Selected text:
Graphical models are one of the most interesting classes of models, but I’ve always had to read through literature about them slowly and carefully, because there is often a little more mathematical background associated with these architectures. Recently, I’ve been looking at some graphical approaches to image segmentation, which is a topic we briefly touched upon in the graphical models and belief propagation module of a computer vision class I took this past semester.^{1} I’ve looked at some classical graphical models in class and in other papers, so maybe I’ll write a bit on those at a later time. This week, I came across a neat paper on graph attention networks (GATs) while tracing through the references of another paper on one-shot image segmentation.

### background

Data often exhibit internal dependencies and relationships which encode crucial information about the underlying structure of the data. Graphs provide highly flexible structures for representing these relationships, while being relatively simple to construct: a graph \(G\) is defined by \((V,E)\), where \(V\) is the set of vertices (also called “nodes”) of the graph representing the data samples, and \(E\) is the set of edges of the graph representing the existence of relationships between vertices. These edges can be unweighted or weighted, meaning they have a numerical value associated with them. An edge between vertices \(i\) and \(j\) is denoted by \(e_{ij}\). A vertex \(u\) is adjacent to a vertex \(v\) if \(e_{uv} \in E\), i.e. there exists an edge between \(u\) and \(v\). The *neighborhood* of a vertex, denoted by \(\mathcal{N}(v)\), is defined as the set of vertices which are adjacent to \(v\). In general, graphs in computer science are *simple*, meaning they have no loops or parallel edges, so the *degree* of a vertex can be defined either as the size of the neighborhood (unweighted graphs) or the sum of all the weights of the edges leaving the vertex (weighted graphs).

The paper is *Graph Attention Networks* by Petar Veličković et al. and the authors also have a webpage for the project. The underlying motivation of these graphical network architectures is to generalize the convolution function that has become such a powerful operation in CNN layers. Indeed, any image or grid-structure is essentially a graph with a highly specified structure, and nodes in such graphs usually have eight neighbors (depending on how the edges are padded). A graph convolution extends the convolution on an image grid to an arbitrarily structured graph: each node is associated with a set of features, and the convolution at a certain node should be a sort of weighted sum of the features of its neighbors, perhaps after some learnable linear operation is applied to each feature. The project webpage has pretty clear formal definitions and notations and gives a nice rundown of the desirable features in a general graph convolution, so I’ll refrain from reciting the information in too much detail.

The input:
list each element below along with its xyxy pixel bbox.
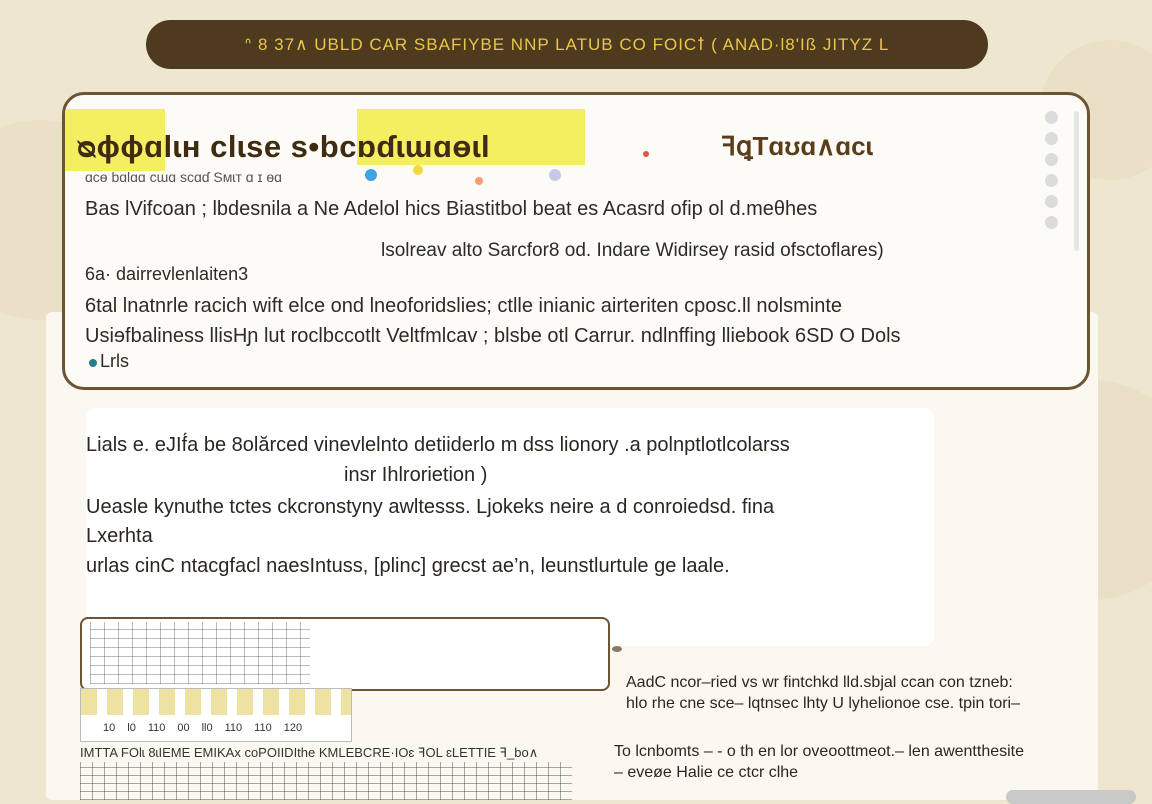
table-header-row	[81, 689, 351, 715]
bottom-pill-button[interactable]	[1006, 790, 1136, 804]
caption-line-2: hlo rhe cne sce– lqtnsec lhty U lyhelionoe cse. tpin tori–	[626, 695, 1020, 712]
scrollbar[interactable]	[1074, 111, 1079, 251]
table-cell: ll0	[201, 722, 213, 734]
scroll-dot	[1045, 153, 1058, 166]
top-banner[interactable]	[146, 20, 988, 69]
card-title-right: ꟻꝗTɑʊɑ∧ɑcɩ	[721, 131, 873, 161]
lilac-dot	[549, 169, 561, 181]
bottom-spreadsheet-preview	[80, 762, 572, 800]
card-line-6[interactable]	[89, 351, 129, 372]
card-subtitle: ɑcɵ bɑlɑɑ cɯɑ scɑɗ Sᴍɩт ɑ ɪ ɵɑ	[85, 169, 282, 185]
red-dot	[643, 151, 649, 157]
caption-line-1: AadC ncor–ried vs wr fintchkd lld.sbjal ccan con tzneb:	[626, 674, 1013, 691]
card-line-4: 6tal lnatnrle racich wift elce ond lneoforidslies; ctlle inianic airteriten cposc.ll nolsminte	[85, 295, 843, 317]
table-cell: 110	[254, 722, 272, 734]
caption-line-4: – eveøe Halie ce ctcr clhe	[614, 764, 799, 781]
table-row	[81, 717, 351, 739]
orange-dot	[475, 177, 483, 185]
caption-line-3: To lcnbomts – - o th en lor oveoottmeot.– len awentthesite	[614, 743, 1025, 760]
table-cell: 110	[224, 722, 243, 734]
scroll-dot	[1045, 132, 1058, 145]
mini-table	[80, 688, 352, 742]
card-line-2: lsolreav alto Sarcfor8 od. Indare Widirsey rasid ofsctoflares)	[381, 240, 884, 261]
blue-dot	[365, 169, 377, 181]
body-line-4: Lxerhta	[86, 525, 153, 547]
body-line-5: urlas cinC ntacgfacl naesIntuss, [plinc] grecst ae’n, leunstlurtule ge laale.	[86, 555, 730, 577]
body-line-1: Lials e. eJIf́a be 8olărced vinevlelnto detiiderlo m dss lionory .a polnptlotlcolarss	[86, 434, 790, 456]
bottom-strip-label: IMTTA FOlɩ 8ɩIEME EMIKAx coPOIIDIthe KMLEBCRE·IOɛ ꟻOL ɛLETTIE ꟻ_bo∧	[80, 745, 539, 760]
scroll-dot	[1045, 174, 1058, 187]
table-cell: l0	[127, 722, 136, 734]
scroll-dot	[1045, 195, 1058, 208]
mini-spreadsheet-preview	[90, 622, 310, 684]
banner-text: ᐢ 8 37∧ UBLD CAR SBAFIYBE NNP LATUB CO FOICꝉ ( ANAD·l8'Iß JITYZ L	[244, 34, 890, 54]
card-title: ᴓɸɸɑlɩʜ clɩse s•bcɒɗɩɯɑɵɩl	[77, 129, 491, 164]
table-cell: 120	[283, 722, 303, 734]
info-card	[62, 92, 1090, 390]
body-line-2: insr Ihlrorietion )	[344, 464, 488, 486]
table-cell: 00	[177, 722, 190, 734]
bullet-icon	[89, 359, 97, 367]
body-line-3: Ueasle kynuthe tctes ckcronstyny awltesss. Ljokeks neire a d conroiedsd. fina	[86, 496, 775, 518]
scroll-dot	[1045, 111, 1058, 124]
yellow-dot	[413, 165, 423, 175]
thumbnail-handle-icon[interactable]	[612, 646, 622, 652]
card-link: Lrls	[100, 351, 130, 371]
card-line-5: Usiɘfbaliness llisHɲ lut roclbccotlt Veltfmlcav ; blsbe otl Carrur. ndlnffing lliebook 6SD O Dols	[85, 325, 901, 347]
scroll-indicator[interactable]	[1045, 111, 1061, 237]
scroll-dot	[1045, 216, 1058, 229]
card-line-1: Bas lVifcoan ; lbdesnila a Ne Adelol hics Biastitbol beat es Acasrd ofip ol d.meθhes	[85, 198, 818, 220]
table-cell: 10	[103, 722, 116, 734]
table-cell: 110	[147, 722, 166, 734]
card-line-3: 6a· dairrevlenlaiten3	[85, 264, 249, 284]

Written instruction 1:
In the post on graph attention networks, how many neighbors do nodes in an image grid graph usually have?
Written instruction 2:
State how many lines in the rows above contain the string "preview", matching case exactly. Reply with the number alone.

Task response 1:
Eight, depending on how the edges are padded.

Task response 2:
2